(EXERCISE PROMPT):
Check each line of the records below for the word "Lane" and copy those where it appears.

[Begin DATASET CONTENT]

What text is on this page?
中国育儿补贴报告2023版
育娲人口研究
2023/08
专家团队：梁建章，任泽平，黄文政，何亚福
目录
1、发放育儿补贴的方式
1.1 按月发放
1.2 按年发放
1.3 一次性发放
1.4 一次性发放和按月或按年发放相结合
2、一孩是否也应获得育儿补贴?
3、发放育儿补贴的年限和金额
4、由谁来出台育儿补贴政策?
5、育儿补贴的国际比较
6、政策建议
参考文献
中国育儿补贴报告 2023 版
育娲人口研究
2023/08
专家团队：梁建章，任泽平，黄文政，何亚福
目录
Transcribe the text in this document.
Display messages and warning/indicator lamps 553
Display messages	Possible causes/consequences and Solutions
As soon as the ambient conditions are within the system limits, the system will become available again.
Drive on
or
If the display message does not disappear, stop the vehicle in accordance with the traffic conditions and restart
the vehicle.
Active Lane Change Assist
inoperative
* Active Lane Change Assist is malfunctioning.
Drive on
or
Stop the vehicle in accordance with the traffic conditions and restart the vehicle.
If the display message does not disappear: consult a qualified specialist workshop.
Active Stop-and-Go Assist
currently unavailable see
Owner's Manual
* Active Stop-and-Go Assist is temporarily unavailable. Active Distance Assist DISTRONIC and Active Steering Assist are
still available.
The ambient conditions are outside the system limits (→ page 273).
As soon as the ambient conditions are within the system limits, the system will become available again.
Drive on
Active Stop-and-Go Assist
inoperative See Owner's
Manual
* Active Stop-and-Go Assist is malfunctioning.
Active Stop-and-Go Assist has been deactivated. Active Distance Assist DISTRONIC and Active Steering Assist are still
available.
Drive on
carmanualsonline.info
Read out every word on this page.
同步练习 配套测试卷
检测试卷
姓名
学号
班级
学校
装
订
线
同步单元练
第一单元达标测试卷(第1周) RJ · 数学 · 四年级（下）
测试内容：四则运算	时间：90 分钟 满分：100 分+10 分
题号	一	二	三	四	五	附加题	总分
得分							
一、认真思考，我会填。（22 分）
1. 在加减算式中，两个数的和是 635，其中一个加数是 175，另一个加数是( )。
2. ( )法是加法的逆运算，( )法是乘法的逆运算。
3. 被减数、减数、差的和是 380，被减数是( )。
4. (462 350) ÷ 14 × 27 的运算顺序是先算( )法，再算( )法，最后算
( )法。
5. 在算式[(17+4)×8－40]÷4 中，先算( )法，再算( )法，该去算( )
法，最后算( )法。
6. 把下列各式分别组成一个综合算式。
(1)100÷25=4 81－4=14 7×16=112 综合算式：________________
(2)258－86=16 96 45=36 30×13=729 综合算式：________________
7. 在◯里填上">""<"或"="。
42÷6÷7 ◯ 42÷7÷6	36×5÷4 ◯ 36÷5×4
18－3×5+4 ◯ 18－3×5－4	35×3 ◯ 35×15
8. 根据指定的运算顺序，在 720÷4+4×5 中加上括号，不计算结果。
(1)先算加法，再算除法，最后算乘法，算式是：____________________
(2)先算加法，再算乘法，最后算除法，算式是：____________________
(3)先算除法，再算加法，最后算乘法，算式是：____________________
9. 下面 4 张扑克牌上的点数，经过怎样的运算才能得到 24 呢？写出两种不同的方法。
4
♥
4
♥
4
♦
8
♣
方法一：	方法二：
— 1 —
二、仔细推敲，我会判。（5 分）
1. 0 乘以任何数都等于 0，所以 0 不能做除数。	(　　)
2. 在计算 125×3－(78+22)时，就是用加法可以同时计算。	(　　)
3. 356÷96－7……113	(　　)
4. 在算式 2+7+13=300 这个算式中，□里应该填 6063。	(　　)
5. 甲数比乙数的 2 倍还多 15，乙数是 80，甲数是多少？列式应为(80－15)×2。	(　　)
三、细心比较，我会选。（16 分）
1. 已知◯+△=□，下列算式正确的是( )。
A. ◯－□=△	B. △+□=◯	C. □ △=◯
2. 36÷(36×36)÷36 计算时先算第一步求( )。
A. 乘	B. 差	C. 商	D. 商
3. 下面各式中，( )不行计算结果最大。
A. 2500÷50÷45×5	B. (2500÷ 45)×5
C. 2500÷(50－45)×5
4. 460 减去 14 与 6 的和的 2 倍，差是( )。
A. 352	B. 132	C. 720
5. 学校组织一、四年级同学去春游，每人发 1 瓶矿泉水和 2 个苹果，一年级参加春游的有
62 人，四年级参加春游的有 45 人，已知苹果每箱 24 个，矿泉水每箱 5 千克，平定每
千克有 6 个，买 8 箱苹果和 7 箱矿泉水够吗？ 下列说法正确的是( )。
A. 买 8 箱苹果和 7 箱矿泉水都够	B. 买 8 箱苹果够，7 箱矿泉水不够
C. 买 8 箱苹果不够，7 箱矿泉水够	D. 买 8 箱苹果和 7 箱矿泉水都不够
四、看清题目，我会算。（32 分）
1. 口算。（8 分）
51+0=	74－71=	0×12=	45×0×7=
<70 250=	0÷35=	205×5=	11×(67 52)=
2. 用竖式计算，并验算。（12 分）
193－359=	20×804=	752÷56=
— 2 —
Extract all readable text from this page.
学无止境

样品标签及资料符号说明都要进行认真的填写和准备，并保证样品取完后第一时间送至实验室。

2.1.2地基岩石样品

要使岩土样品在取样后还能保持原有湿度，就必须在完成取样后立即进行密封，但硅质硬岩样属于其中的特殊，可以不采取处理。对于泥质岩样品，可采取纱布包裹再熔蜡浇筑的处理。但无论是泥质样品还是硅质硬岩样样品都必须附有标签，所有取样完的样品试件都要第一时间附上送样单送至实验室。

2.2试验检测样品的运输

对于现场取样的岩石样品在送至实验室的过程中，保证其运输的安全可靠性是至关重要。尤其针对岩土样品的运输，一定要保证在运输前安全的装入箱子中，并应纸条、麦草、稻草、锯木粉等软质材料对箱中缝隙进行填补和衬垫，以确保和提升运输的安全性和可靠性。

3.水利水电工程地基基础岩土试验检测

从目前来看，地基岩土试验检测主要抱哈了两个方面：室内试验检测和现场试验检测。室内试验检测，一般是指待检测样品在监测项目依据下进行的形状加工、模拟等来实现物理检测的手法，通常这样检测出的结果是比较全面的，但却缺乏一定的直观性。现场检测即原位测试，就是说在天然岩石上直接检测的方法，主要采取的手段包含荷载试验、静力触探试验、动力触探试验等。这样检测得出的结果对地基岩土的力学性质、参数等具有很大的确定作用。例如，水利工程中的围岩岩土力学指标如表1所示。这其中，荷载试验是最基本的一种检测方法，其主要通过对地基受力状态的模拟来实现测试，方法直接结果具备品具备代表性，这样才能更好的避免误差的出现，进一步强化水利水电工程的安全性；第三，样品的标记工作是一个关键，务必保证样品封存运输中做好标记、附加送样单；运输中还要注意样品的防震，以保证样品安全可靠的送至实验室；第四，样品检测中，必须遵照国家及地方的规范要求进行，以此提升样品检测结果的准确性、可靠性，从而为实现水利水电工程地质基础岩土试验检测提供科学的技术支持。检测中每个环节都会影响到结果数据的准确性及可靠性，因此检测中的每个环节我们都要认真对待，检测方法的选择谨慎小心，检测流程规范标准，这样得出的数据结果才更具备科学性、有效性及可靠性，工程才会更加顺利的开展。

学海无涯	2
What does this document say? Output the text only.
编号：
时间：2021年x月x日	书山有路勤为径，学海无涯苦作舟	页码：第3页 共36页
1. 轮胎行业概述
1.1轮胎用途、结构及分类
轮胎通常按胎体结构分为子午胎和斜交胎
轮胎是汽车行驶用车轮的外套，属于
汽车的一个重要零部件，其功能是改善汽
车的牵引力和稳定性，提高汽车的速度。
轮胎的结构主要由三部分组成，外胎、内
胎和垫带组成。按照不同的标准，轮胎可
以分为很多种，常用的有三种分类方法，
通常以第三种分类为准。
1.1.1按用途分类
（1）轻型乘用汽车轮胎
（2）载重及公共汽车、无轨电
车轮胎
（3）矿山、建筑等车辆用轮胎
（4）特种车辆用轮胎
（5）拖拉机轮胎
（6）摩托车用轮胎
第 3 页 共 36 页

[End DATASET CONTENT]

(TASK ANSWER):
Active Lane Change Assist
* Active Lane Change Assist is malfunctioning.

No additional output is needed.